[START ENTRIES PROVIDED]

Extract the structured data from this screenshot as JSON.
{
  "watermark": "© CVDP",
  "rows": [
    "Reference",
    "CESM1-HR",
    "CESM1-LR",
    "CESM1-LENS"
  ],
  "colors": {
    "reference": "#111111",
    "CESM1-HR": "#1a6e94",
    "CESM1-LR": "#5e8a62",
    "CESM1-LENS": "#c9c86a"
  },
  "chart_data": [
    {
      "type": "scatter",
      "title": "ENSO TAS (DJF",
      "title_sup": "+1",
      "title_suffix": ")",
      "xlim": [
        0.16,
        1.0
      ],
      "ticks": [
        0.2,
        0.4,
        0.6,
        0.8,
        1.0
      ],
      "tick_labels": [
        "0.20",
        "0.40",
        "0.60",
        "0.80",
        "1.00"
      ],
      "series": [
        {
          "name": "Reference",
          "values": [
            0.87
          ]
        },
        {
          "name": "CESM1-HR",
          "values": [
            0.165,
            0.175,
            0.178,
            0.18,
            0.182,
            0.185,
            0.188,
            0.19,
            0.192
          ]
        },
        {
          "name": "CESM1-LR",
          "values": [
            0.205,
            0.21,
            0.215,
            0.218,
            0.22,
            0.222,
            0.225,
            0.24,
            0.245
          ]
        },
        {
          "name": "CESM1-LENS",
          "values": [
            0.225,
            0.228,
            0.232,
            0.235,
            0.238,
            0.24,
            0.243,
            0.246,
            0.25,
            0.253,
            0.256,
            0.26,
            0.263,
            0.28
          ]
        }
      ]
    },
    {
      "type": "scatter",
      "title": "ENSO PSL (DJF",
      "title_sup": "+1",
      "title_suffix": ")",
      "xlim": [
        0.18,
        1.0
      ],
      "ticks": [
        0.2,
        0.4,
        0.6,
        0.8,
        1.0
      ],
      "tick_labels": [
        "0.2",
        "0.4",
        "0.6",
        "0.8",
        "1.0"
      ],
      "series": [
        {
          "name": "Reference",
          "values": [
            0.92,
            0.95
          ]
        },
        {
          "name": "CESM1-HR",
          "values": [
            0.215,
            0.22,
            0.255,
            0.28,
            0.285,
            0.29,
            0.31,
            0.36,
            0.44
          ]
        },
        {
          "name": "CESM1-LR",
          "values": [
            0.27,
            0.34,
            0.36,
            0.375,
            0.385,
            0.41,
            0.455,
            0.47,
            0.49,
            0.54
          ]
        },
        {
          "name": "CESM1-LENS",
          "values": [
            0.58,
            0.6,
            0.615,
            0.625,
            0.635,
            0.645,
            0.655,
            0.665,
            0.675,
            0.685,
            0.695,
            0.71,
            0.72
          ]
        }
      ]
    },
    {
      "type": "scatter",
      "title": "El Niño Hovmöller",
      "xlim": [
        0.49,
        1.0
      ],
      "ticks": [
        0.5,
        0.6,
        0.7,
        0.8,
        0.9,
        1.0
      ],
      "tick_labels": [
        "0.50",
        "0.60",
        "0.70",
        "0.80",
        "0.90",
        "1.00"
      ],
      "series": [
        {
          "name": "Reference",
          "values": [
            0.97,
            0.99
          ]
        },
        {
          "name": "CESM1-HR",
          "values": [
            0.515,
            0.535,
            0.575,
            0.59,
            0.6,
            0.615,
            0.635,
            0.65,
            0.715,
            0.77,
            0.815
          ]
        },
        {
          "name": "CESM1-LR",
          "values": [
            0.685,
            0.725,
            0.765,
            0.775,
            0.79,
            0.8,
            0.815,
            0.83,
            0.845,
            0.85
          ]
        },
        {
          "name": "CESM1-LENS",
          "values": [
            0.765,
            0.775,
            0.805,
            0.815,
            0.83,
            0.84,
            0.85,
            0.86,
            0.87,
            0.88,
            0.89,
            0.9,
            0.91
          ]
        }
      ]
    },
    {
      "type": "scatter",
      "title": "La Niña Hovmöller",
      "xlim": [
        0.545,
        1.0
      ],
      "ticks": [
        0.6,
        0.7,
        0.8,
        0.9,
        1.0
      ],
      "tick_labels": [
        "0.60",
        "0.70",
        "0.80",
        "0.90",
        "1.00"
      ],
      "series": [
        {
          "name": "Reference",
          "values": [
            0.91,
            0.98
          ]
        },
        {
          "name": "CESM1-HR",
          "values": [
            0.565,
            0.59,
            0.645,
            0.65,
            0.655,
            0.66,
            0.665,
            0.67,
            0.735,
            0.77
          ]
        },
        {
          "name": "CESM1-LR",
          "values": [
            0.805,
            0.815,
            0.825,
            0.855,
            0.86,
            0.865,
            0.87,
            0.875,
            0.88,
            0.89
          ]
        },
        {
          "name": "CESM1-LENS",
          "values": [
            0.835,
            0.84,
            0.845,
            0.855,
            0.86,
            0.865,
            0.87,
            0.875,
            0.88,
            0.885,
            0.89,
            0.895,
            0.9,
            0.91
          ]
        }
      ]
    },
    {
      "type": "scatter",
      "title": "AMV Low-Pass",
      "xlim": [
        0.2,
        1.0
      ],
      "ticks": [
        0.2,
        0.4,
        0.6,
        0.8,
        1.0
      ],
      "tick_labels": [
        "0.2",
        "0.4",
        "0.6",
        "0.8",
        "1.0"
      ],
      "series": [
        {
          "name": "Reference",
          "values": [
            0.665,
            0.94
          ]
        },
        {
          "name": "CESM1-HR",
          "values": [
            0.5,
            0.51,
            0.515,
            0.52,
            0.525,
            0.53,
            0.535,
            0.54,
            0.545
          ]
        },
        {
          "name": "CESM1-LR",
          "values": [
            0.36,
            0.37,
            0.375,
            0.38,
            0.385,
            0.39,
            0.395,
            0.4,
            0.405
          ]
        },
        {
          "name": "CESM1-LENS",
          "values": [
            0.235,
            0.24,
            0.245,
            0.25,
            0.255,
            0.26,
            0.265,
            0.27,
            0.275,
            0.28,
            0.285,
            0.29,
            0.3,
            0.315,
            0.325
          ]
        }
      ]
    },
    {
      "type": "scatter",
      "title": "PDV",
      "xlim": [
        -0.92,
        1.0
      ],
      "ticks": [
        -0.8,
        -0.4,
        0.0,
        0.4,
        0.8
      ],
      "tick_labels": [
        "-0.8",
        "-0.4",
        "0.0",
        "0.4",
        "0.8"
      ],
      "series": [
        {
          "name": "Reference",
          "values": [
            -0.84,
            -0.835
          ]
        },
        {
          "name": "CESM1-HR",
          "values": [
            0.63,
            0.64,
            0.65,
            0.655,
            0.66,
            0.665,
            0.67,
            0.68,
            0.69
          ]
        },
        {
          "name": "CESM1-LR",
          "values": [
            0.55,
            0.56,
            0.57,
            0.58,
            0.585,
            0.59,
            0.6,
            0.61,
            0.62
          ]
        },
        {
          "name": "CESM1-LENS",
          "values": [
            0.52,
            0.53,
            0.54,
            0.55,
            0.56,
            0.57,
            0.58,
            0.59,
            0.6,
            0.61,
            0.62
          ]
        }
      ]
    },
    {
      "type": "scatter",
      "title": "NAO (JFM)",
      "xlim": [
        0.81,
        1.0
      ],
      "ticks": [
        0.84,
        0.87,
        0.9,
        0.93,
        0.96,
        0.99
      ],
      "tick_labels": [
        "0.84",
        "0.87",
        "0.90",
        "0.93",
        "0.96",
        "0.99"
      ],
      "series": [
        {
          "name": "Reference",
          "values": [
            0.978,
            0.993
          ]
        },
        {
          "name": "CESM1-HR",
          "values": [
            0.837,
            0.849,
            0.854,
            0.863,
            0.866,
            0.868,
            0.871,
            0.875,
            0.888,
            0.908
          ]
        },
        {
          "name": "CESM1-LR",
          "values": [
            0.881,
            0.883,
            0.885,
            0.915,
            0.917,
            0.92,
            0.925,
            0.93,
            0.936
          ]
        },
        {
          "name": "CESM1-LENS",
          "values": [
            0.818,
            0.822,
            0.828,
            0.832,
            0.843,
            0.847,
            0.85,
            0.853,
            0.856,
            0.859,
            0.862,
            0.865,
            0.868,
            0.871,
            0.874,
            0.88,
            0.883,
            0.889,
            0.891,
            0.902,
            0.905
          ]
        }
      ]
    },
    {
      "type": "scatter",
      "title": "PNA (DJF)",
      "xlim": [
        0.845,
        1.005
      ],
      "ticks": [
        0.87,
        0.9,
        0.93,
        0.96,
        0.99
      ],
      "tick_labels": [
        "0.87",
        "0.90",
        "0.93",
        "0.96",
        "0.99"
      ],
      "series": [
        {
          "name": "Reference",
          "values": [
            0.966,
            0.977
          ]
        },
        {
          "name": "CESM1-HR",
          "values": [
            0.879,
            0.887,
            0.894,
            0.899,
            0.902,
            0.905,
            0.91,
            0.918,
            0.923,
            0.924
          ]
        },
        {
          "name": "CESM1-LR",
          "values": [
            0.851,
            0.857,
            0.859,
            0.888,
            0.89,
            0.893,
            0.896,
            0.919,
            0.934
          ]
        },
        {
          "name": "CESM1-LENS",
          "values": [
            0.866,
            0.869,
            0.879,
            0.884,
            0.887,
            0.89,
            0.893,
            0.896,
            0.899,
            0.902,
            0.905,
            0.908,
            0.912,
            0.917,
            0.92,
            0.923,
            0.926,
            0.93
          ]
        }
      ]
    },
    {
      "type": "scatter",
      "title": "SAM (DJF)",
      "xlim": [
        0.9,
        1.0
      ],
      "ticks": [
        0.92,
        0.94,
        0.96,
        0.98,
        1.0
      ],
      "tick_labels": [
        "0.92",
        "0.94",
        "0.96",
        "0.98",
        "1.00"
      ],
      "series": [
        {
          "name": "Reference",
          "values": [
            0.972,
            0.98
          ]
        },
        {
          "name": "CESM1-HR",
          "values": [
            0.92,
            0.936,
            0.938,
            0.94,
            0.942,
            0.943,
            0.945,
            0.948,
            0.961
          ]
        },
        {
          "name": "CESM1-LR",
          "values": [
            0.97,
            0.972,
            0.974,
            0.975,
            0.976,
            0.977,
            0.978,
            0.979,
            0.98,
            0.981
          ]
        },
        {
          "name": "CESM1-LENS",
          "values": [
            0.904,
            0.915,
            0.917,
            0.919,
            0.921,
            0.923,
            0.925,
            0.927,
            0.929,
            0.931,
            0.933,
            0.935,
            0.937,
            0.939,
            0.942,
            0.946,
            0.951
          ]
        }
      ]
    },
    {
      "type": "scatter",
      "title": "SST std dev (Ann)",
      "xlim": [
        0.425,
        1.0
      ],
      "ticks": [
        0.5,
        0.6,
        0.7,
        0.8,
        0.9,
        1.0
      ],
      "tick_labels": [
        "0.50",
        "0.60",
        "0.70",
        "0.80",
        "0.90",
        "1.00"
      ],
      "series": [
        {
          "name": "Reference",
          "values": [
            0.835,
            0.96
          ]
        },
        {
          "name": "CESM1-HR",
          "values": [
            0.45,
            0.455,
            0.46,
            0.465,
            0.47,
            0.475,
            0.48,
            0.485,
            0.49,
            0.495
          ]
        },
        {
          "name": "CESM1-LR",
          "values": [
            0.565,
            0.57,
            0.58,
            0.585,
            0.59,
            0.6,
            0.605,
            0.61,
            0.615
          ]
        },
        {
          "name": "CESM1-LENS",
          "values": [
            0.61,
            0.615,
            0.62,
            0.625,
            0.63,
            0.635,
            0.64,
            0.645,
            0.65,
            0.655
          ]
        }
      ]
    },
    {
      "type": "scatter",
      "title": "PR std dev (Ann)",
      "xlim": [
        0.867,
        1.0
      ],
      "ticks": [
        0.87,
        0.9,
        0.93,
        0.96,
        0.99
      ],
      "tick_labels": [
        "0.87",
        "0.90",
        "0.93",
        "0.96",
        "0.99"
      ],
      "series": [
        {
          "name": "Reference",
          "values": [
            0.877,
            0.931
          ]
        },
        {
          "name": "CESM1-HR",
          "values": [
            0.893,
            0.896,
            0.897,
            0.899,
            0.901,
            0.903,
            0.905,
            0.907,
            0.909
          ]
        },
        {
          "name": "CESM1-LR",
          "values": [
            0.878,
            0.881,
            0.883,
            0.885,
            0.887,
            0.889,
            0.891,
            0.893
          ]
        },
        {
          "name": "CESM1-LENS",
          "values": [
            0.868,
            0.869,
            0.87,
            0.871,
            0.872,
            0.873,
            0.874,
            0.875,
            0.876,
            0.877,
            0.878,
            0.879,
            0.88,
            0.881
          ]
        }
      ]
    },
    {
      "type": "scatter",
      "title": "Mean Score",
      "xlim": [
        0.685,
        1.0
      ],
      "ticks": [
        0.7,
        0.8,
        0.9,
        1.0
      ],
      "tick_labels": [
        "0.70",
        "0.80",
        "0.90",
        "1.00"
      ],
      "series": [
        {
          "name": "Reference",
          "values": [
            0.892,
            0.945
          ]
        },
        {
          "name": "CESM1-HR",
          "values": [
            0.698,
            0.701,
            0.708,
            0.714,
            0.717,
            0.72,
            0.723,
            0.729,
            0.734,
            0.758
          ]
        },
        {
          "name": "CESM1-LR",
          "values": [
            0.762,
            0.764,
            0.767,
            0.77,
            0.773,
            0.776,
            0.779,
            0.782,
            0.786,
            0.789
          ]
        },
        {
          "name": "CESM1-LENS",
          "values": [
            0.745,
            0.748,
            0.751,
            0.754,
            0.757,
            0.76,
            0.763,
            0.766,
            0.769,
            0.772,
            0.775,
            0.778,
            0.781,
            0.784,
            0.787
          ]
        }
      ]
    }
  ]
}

[END ENTRIES PROVIDED]

__INSTRUCTION__
Select every line where the word "ENSO" occurs.

__SOLVED PROBLEM__
      "title": "ENSO TAS (DJF",
      "title": "ENSO PSL (DJF",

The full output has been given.